• [Short problem]: Would you write out the entries below, every one of them, exactly?
** Begin Given records **
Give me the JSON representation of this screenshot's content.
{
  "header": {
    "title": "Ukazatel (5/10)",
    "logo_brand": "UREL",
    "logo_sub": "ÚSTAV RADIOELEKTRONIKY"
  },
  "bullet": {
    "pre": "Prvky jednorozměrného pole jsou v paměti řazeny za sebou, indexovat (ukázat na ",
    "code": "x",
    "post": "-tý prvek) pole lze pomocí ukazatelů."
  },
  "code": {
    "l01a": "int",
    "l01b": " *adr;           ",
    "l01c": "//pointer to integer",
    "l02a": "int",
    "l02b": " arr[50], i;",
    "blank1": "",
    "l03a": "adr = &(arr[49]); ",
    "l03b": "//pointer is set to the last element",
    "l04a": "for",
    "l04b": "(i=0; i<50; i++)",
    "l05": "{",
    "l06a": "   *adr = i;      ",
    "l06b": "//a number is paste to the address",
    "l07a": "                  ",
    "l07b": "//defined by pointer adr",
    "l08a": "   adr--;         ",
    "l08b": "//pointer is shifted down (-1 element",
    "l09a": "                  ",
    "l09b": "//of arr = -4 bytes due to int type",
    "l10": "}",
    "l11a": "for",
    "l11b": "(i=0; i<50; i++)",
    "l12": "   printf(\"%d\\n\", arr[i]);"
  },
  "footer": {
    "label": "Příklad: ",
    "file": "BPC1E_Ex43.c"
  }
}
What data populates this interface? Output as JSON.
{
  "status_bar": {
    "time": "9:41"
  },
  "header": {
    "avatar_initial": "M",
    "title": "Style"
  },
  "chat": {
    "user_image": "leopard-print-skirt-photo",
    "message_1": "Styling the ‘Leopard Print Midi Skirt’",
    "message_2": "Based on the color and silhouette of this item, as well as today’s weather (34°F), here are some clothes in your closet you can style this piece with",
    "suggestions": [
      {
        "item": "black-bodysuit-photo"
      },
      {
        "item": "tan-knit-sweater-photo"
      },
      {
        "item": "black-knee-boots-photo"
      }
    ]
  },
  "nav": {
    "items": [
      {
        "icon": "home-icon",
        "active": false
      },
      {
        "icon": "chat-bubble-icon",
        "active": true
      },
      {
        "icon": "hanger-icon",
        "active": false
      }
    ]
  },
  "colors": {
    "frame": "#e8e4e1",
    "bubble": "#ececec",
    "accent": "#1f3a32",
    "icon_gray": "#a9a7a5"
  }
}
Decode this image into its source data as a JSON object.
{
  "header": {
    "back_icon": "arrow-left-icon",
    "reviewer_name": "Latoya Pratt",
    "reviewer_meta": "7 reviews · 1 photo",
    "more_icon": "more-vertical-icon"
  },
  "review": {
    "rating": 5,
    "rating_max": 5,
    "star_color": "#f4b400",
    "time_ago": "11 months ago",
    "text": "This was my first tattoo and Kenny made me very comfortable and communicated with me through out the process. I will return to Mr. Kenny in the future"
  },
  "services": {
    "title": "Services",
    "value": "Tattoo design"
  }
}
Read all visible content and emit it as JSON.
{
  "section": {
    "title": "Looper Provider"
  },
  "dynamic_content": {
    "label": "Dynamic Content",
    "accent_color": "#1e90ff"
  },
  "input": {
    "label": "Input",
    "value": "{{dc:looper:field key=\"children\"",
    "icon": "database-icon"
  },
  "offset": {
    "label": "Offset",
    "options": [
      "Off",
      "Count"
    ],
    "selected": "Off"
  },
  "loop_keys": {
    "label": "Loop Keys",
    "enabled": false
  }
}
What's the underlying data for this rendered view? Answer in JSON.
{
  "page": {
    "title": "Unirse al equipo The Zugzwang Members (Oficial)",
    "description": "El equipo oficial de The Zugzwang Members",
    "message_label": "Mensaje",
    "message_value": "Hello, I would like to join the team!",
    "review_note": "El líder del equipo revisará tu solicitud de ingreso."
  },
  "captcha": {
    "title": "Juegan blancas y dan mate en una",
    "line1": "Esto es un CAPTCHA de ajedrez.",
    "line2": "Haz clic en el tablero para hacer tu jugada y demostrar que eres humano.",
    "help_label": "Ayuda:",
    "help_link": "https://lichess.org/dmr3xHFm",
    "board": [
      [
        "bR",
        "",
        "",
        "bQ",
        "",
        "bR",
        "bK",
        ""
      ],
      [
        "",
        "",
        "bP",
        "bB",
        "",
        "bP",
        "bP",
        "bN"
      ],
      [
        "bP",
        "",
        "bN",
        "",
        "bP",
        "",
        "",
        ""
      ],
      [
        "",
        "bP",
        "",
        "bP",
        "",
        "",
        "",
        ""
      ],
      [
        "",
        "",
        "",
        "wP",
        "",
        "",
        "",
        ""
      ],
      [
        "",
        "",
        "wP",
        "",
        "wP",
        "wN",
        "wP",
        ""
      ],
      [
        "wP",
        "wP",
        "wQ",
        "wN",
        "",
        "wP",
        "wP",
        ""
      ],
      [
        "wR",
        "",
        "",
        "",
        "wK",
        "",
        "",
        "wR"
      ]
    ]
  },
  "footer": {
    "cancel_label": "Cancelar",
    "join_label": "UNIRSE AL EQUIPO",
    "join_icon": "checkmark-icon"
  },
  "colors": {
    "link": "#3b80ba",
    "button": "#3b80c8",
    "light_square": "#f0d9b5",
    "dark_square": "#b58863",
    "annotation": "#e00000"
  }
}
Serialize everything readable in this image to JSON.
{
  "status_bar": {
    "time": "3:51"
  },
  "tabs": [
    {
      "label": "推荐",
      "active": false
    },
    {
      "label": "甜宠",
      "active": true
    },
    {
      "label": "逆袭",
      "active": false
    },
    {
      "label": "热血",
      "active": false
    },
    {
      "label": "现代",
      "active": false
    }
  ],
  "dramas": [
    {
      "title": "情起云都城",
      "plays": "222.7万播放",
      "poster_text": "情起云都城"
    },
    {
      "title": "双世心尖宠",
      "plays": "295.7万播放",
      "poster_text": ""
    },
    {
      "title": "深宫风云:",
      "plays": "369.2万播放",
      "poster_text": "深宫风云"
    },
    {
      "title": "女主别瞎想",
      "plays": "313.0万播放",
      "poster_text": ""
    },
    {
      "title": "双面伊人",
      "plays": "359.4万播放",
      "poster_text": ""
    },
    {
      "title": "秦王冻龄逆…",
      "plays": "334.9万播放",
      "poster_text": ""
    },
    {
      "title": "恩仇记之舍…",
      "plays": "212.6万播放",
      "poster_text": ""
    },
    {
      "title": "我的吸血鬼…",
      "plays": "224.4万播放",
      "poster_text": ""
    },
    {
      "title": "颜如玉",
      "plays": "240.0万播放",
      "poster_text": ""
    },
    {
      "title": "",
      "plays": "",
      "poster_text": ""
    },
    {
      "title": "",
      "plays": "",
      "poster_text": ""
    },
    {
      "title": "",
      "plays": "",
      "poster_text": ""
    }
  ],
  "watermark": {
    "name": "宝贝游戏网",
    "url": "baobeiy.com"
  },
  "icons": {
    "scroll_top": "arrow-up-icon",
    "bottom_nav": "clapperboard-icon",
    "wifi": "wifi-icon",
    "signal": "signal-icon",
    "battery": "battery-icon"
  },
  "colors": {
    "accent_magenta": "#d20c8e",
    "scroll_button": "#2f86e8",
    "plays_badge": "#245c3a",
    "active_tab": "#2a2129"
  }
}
** End Given records **
• [Result below]:
Give me the JSON representation of this screenshot's content.
{
  "header": {
    "title": "Ukazatel (5/10)",
    "logo_brand": "UREL",
    "logo_sub": "ÚSTAV RADIOELEKTRONIKY"
  },
  "bullet": {
    "pre": "Prvky jednorozměrného pole jsou v paměti řazeny za sebou, indexovat (ukázat na ",
    "code": "x",
    "post": "-tý prvek) pole lze pomocí ukazatelů."
  },
  "code": {
    "l01a": "int",
    "l01b": " *adr;           ",
    "l01c": "//pointer to integer",
    "l02a": "int",
    "l02b": " arr[50], i;",
    "blank1": "",
    "l03a": "adr = &(arr[49]); ",
    "l03b": "//pointer is set to the last element",
    "l04a": "for",
    "l04b": "(i=0; i<50; i++)",
    "l05": "{",
    "l06a": "   *adr = i;      ",
    "l06b": "//a number is paste to the address",
    "l07a": "                  ",
    "l07b": "//defined by pointer adr",
    "l08a": "   adr--;         ",
    "l08b": "//pointer is shifted down (-1 element",
    "l09a": "                  ",
    "l09b": "//of arr = -4 bytes due to int type",
    "l10": "}",
    "l11a": "for",
    "l11b": "(i=0; i<50; i++)",
    "l12": "   printf(\"%d\\n\", arr[i]);"
  },
  "footer": {
    "label": "Příklad: ",
    "file": "BPC1E_Ex43.c"
  }
}
What data populates this interface? Output as JSON.
{
  "status_bar": {
    "time": "9:41"
  },
  "header": {
    "avatar_initial": "M",
    "title": "Style"
  },
  "chat": {
    "user_image": "leopard-print-skirt-photo",
    "message_1": "Styling the ‘Leopard Print Midi Skirt’",
    "message_2": "Based on the color and silhouette of this item, as well as today’s weather (34°F), here are some clothes in your closet you can style this piece with",
    "suggestions": [
      {
        "item": "black-bodysuit-photo"
      },
      {
        "item": "tan-knit-sweater-photo"
      },
      {
        "item": "black-knee-boots-photo"
      }
    ]
  },
  "nav": {
    "items": [
      {
        "icon": "home-icon",
        "active": false
      },
      {
        "icon": "chat-bubble-icon",
        "active": true
      },
      {
        "icon": "hanger-icon",
        "active": false
      }
    ]
  },
  "colors": {
    "frame": "#e8e4e1",
    "bubble": "#ececec",
    "accent": "#1f3a32",
    "icon_gray": "#a9a7a5"
  }
}
Decode this image into its source data as a JSON object.
{
  "header": {
    "back_icon": "arrow-left-icon",
    "reviewer_name": "Latoya Pratt",
    "reviewer_meta": "7 reviews · 1 photo",
    "more_icon": "more-vertical-icon"
  },
  "review": {
    "rating": 5,
    "rating_max": 5,
    "star_color": "#f4b400",
    "time_ago": "11 months ago",
    "text": "This was my first tattoo and Kenny made me very comfortable and communicated with me through out the process. I will return to Mr. Kenny in the future"
  },
  "services": {
    "title": "Services",
    "value": "Tattoo design"
  }
}
Read all visible content and emit it as JSON.
{
  "section": {
    "title": "Looper Provider"
  },
  "dynamic_content": {
    "label": "Dynamic Content",
    "accent_color": "#1e90ff"
  },
  "input": {
    "label": "Input",
    "value": "{{dc:looper:field key=\"children\"",
    "icon": "database-icon"
  },
  "offset": {
    "label": "Offset",
    "options": [
      "Off",
      "Count"
    ],
    "selected": "Off"
  },
  "loop_keys": {
    "label": "Loop Keys",
    "enabled": false
  }
}
What's the underlying data for this rendered view? Answer in JSON.
{
  "page": {
    "title": "Unirse al equipo The Zugzwang Members (Oficial)",
    "description": "El equipo oficial de The Zugzwang Members",
    "message_label": "Mensaje",
    "message_value": "Hello, I would like to join the team!",
    "review_note": "El líder del equipo revisará tu solicitud de ingreso."
  },
  "captcha": {
    "title": "Juegan blancas y dan mate en una",
    "line1": "Esto es un CAPTCHA de ajedrez.",
    "line2": "Haz clic en el tablero para hacer tu jugada y demostrar que eres humano.",
    "help_label": "Ayuda:",
    "help_link": "https://lichess.org/dmr3xHFm",
    "board": [
      [
        "bR",
        "",
        "",
        "bQ",
        "",
        "bR",
        "bK",
        ""
      ],
      [
        "",
        "",
        "bP",
        "bB",
        "",
        "bP",
        "bP",
        "bN"
      ],
      [
        "bP",
        "",
        "bN",
        "",
        "bP",
        "",
        "",
        ""
      ],
      [
        "",
        "bP",
        "",
        "bP",
        "",
        "",
        "",
        ""
      ],
      [
        "",
        "",
        "",
        "wP",
        "",
        "",
        "",
        ""
      ],
      [
        "",
        "",
        "wP",
        "",
        "wP",
        "wN",
        "wP",
        ""
      ],
      [
        "wP",
        "wP",
        "wQ",
        "wN",
        "",
        "wP",
        "wP",
        ""
      ],
      [
        "wR",
        "",
        "",
        "",
        "wK",
        "",
        "",
        "wR"
      ]
    ]
  },
  "footer": {
    "cancel_label": "Cancelar",
    "join_label": "UNIRSE AL EQUIPO",
    "join_icon": "checkmark-icon"
  },
  "colors": {
    "link": "#3b80ba",
    "button": "#3b80c8",
    "light_square": "#f0d9b5",
    "dark_square": "#b58863",
    "annotation": "#e00000"
  }
}
Serialize everything readable in this image to JSON.
{
  "status_bar": {
    "time": "3:51"
  },
  "tabs": [
    {
      "label": "推荐",
      "active": false
    },
    {
      "label": "甜宠",
      "active": true
    },
    {
      "label": "逆袭",
      "active": false
    },
    {
      "label": "热血",
      "active": false
    },
    {
      "label": "现代",
      "active": false
    }
  ],
  "dramas": [
    {
      "title": "情起云都城",
      "plays": "222.7万播放",
      "poster_text": "情起云都城"
    },
    {
      "title": "双世心尖宠",
      "plays": "295.7万播放",
      "poster_text": ""
    },
    {
      "title": "深宫风云:",
      "plays": "369.2万播放",
      "poster_text": "深宫风云"
    },
    {
      "title": "女主别瞎想",
      "plays": "313.0万播放",
      "poster_text": ""
    },
    {
      "title": "双面伊人",
      "plays": "359.4万播放",
      "poster_text": ""
    },
    {
      "title": "秦王冻龄逆…",
      "plays": "334.9万播放",
      "poster_text": ""
    },
    {
      "title": "恩仇记之舍…",
      "plays": "212.6万播放",
      "poster_text": ""
    },
    {
      "title": "我的吸血鬼…",
      "plays": "224.4万播放",
      "poster_text": ""
    },
    {
      "title": "颜如玉",
      "plays": "240.0万播放",
      "poster_text": ""
    },
    {
      "title": "",
      "plays": "",
      "poster_text": ""
    },
    {
      "title": "",
      "plays": "",
      "poster_text": ""
    },
    {
      "title": "",
      "plays": "",
      "poster_text": ""
    }
  ],
  "watermark": {
    "name": "宝贝游戏网",
    "url": "baobeiy.com"
  },
  "icons": {
    "scroll_top": "arrow-up-icon",
    "bottom_nav": "clapperboard-icon",
    "wifi": "wifi-icon",
    "signal": "signal-icon",
    "battery": "battery-icon"
  },
  "colors": {
    "accent_magenta": "#d20c8e",
    "scroll_button": "#2f86e8",
    "plays_badge": "#245c3a",
    "active_tab": "#2a2129"
  }
}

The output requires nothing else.